BEGIN

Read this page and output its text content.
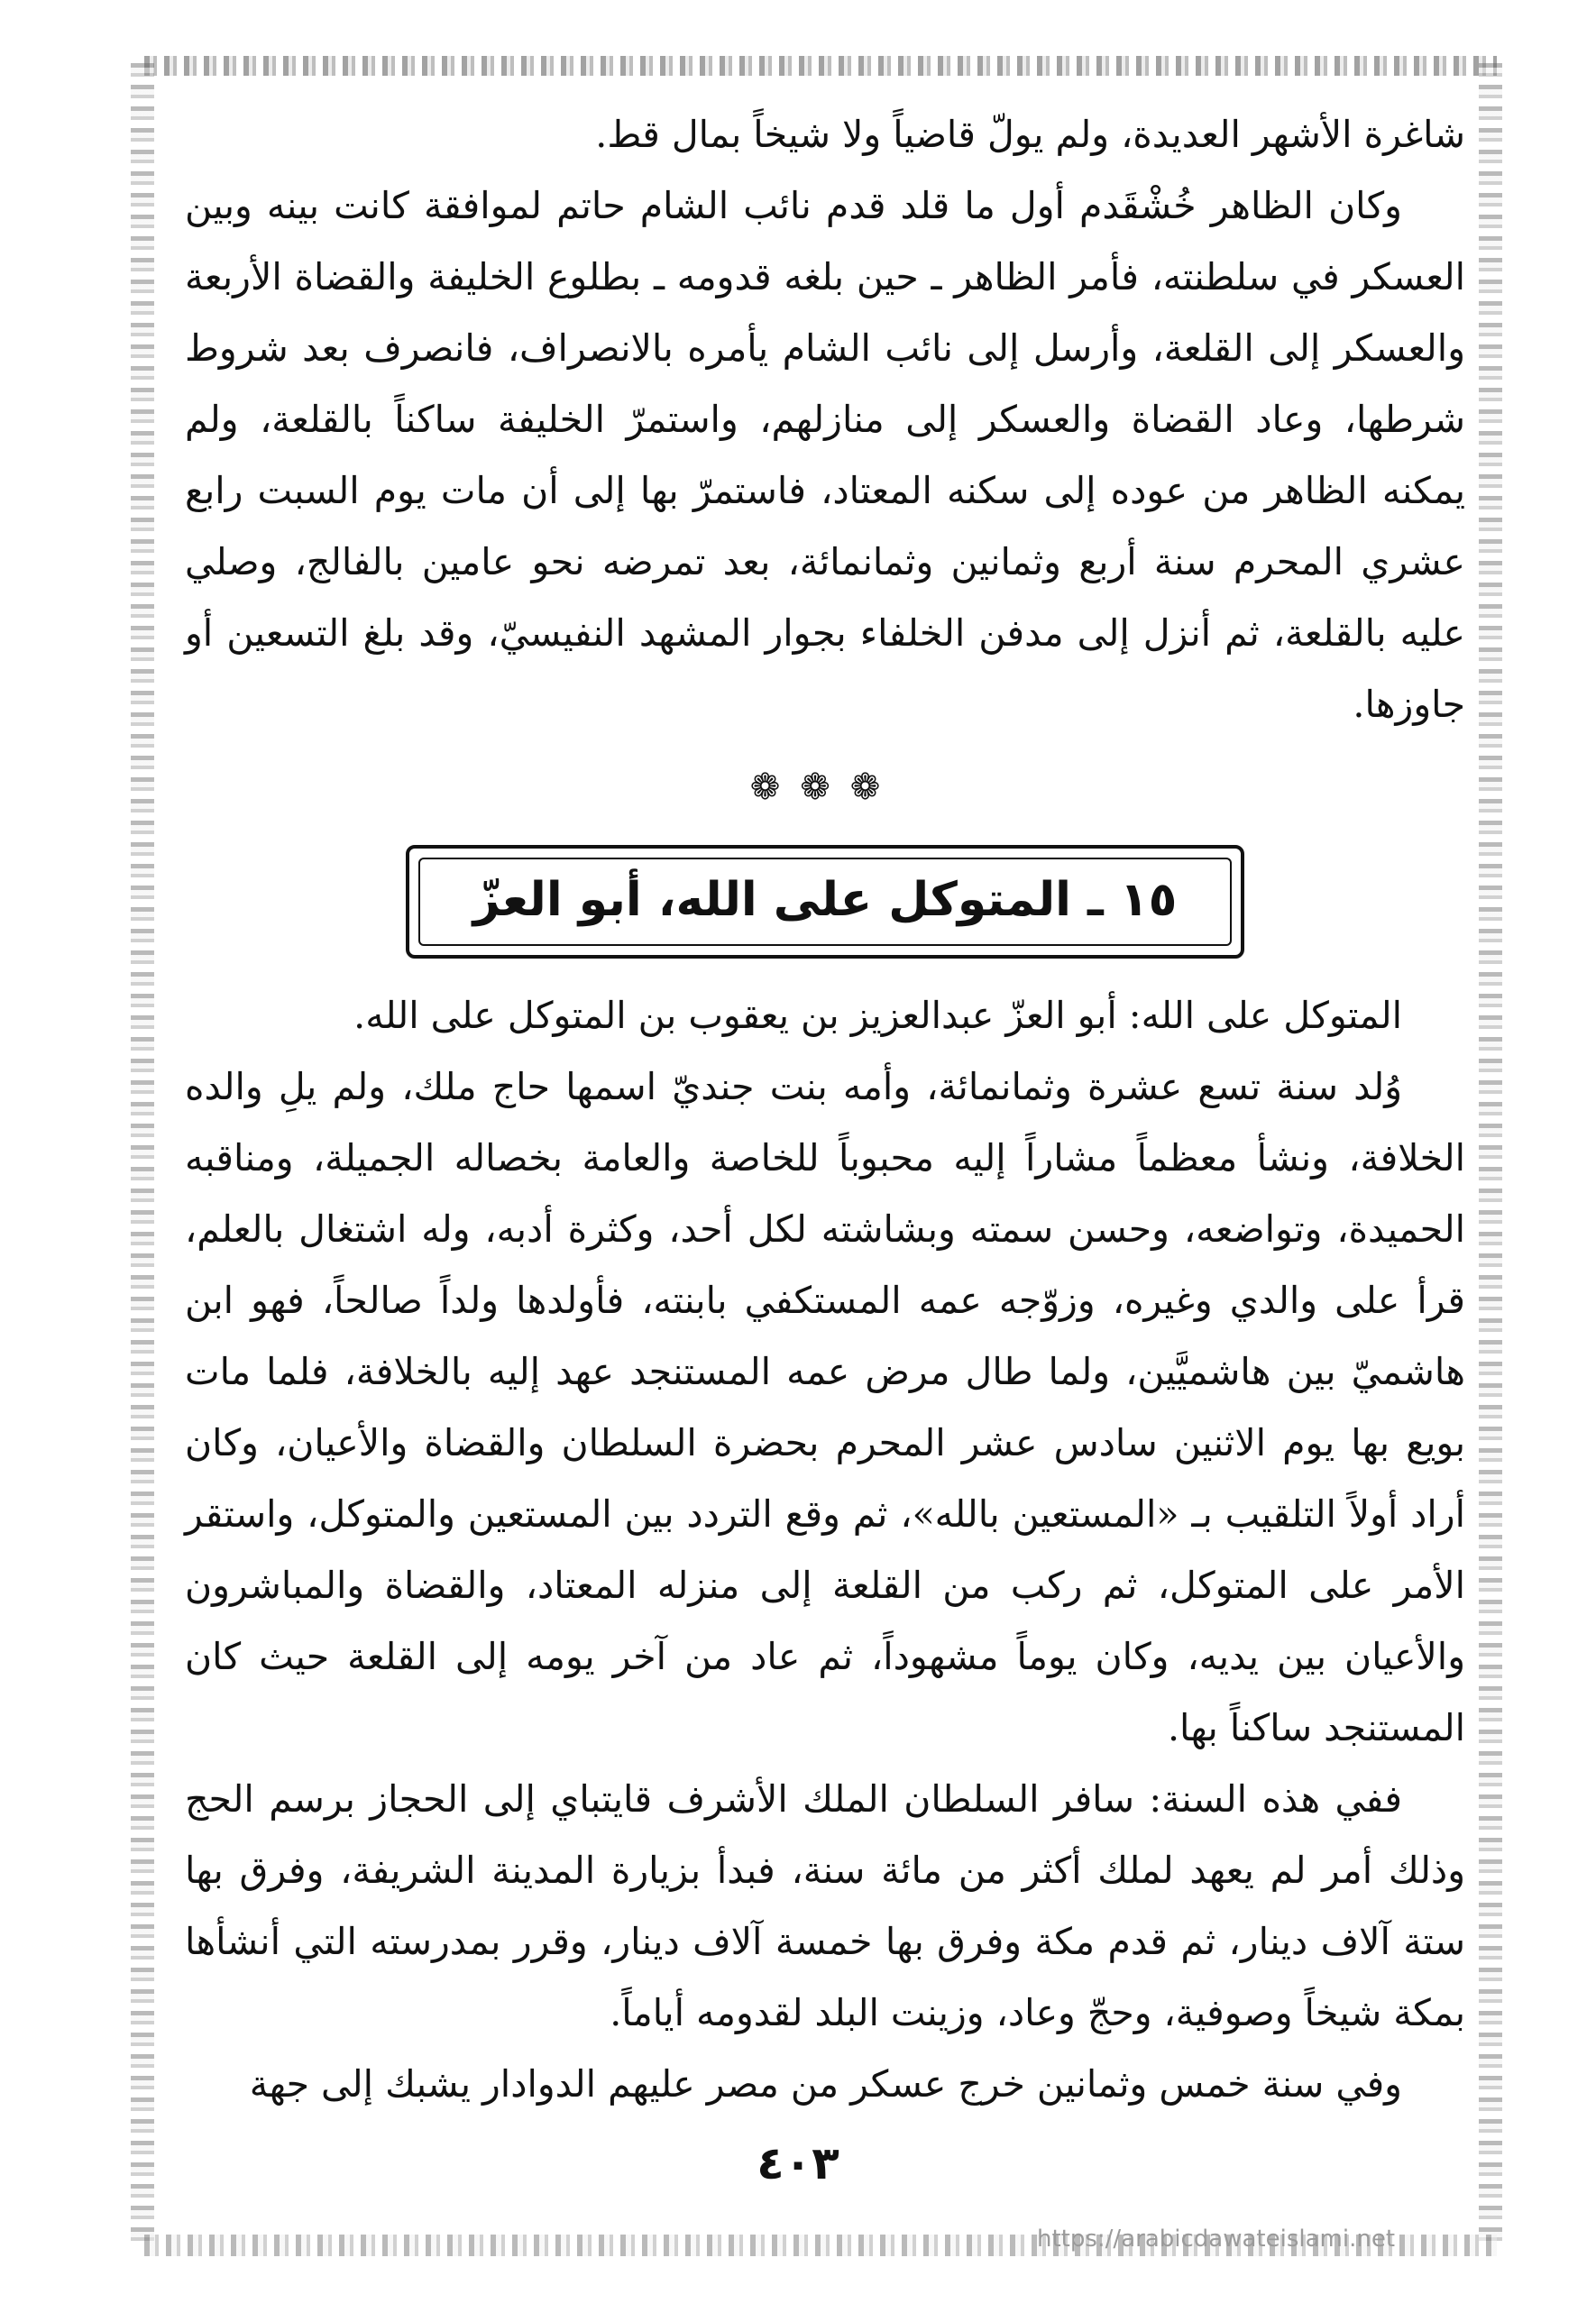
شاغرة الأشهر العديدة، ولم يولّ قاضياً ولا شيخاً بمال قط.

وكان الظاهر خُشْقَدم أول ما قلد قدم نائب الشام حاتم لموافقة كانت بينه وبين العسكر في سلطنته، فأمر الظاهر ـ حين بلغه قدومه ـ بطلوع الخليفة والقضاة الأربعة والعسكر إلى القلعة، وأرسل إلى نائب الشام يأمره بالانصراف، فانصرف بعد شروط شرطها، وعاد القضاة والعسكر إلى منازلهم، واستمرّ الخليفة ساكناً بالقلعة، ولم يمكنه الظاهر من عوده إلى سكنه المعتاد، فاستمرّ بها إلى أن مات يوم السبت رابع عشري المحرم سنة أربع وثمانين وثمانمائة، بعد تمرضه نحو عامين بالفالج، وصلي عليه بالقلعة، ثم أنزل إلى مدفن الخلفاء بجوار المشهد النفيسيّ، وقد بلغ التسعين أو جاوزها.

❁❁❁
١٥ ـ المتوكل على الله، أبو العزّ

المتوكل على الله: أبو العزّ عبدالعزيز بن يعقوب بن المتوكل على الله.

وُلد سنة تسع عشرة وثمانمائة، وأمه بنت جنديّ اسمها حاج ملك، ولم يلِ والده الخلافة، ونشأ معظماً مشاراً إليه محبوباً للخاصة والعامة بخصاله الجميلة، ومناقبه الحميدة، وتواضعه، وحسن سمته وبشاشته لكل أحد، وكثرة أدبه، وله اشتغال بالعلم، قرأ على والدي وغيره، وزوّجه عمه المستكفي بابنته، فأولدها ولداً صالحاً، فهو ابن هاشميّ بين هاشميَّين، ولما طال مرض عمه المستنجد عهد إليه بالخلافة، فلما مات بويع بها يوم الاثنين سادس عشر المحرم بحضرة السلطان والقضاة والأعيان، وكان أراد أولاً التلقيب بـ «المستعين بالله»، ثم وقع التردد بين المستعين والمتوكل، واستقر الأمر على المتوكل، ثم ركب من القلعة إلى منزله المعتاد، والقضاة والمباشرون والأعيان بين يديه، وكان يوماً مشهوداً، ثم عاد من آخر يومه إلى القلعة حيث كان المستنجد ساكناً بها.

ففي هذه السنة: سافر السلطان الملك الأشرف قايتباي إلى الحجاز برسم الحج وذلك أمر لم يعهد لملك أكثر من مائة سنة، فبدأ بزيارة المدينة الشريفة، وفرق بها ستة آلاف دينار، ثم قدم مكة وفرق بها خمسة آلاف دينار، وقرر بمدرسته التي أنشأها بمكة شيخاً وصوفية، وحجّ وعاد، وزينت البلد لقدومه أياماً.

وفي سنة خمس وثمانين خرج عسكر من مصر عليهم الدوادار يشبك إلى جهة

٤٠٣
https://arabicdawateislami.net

END
BEGIN

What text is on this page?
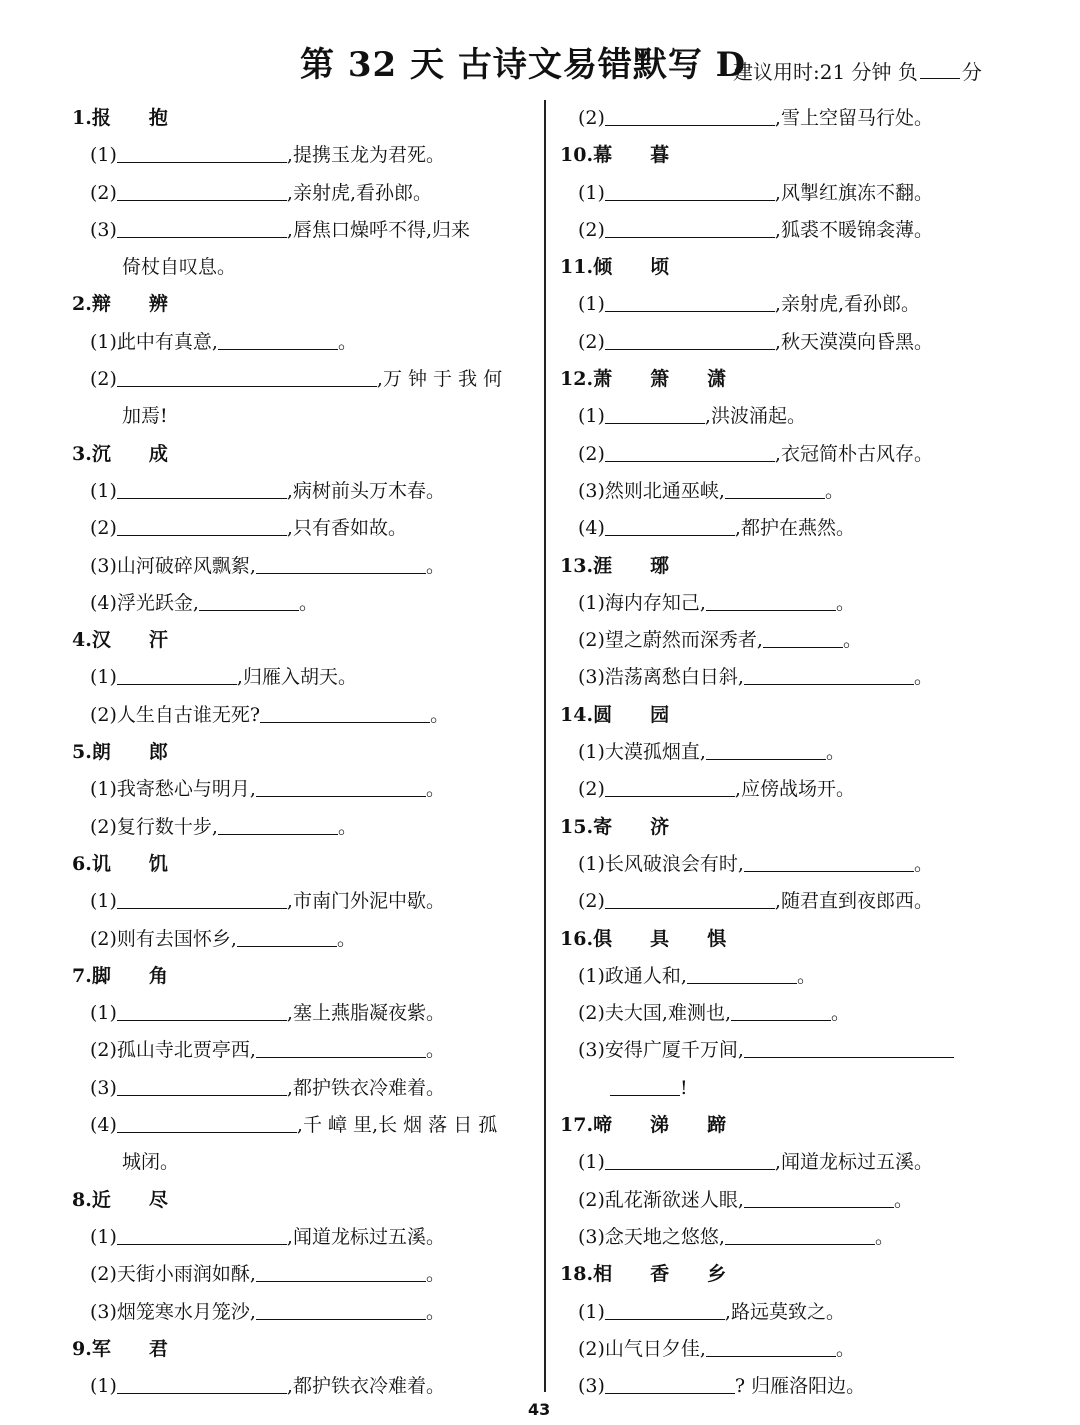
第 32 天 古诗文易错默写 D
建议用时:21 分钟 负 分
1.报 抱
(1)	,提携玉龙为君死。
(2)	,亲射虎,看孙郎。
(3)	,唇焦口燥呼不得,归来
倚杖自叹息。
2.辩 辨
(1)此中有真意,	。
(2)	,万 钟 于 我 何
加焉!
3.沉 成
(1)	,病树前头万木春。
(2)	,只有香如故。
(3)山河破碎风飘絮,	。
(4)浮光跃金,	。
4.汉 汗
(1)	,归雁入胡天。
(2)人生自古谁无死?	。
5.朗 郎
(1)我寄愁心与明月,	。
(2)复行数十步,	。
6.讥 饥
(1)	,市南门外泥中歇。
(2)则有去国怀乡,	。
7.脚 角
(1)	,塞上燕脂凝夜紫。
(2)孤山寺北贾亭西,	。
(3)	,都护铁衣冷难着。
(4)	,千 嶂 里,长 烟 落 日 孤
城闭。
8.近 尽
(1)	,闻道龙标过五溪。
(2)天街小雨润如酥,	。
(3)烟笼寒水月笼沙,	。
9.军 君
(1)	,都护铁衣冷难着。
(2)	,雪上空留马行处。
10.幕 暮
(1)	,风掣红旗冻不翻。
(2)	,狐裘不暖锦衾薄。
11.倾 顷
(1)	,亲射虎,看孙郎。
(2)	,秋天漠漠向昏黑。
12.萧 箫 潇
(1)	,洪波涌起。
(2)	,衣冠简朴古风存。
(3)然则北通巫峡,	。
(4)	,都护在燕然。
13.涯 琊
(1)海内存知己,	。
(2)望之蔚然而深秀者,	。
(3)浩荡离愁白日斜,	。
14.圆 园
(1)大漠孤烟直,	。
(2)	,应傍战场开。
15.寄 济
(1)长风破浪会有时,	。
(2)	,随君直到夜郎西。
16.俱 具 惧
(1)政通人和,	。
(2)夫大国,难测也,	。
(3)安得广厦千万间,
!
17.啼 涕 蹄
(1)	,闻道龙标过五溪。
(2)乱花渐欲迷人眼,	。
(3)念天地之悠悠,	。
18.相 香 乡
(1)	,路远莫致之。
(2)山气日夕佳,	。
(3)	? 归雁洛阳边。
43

END
BEGIN

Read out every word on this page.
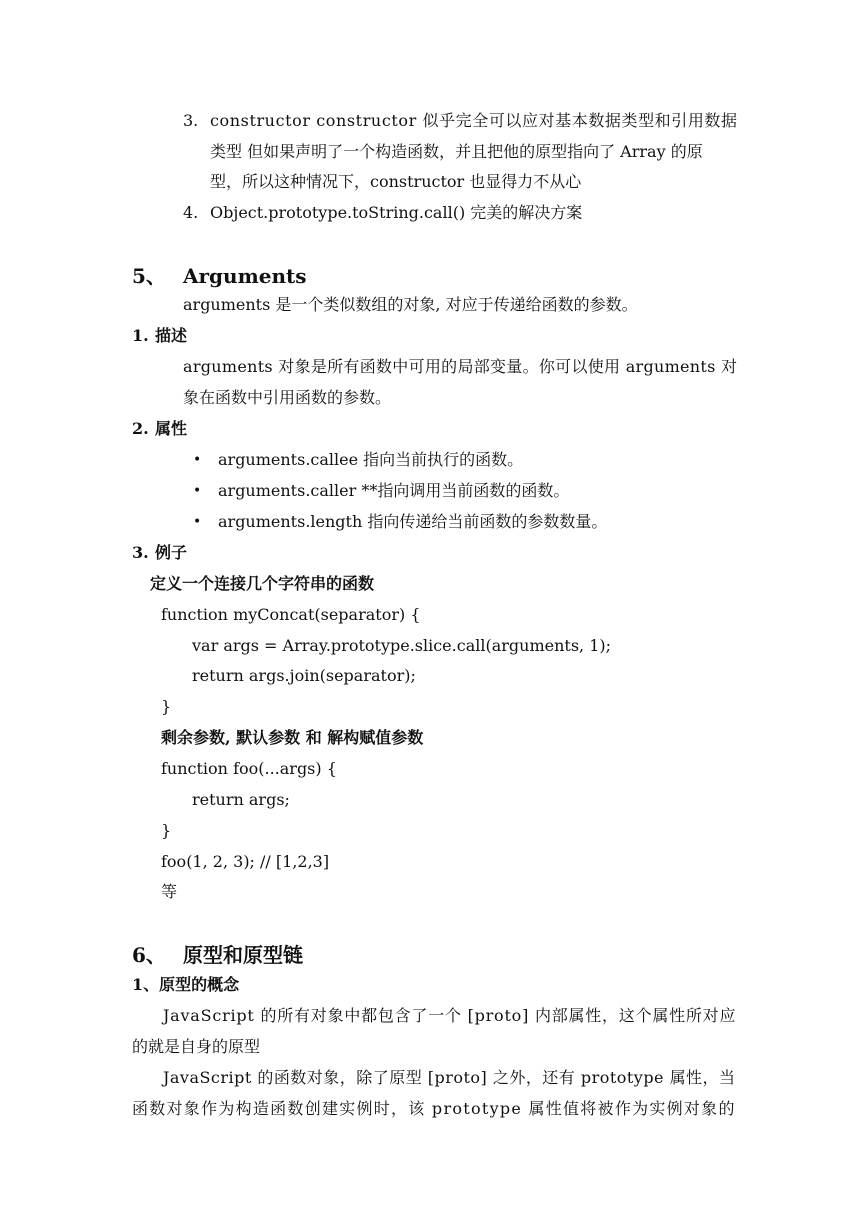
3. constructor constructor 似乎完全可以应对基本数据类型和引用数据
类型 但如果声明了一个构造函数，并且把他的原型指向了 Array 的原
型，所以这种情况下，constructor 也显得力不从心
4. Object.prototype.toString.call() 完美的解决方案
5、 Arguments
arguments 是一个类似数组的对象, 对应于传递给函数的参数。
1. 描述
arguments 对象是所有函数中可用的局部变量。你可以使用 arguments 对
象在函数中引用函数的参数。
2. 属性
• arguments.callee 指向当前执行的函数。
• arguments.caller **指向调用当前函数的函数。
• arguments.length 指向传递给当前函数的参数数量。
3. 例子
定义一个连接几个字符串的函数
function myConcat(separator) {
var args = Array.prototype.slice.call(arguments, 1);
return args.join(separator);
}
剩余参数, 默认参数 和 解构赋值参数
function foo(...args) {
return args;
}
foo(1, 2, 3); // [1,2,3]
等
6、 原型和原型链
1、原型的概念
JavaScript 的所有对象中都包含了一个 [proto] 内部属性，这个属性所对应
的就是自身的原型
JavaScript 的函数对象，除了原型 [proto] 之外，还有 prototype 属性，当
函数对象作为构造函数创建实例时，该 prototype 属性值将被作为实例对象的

END

— TASK STATEMENT —
Give only the count of lines in which the string "وعاد" appears.

— CORRECT RESPONSE —
2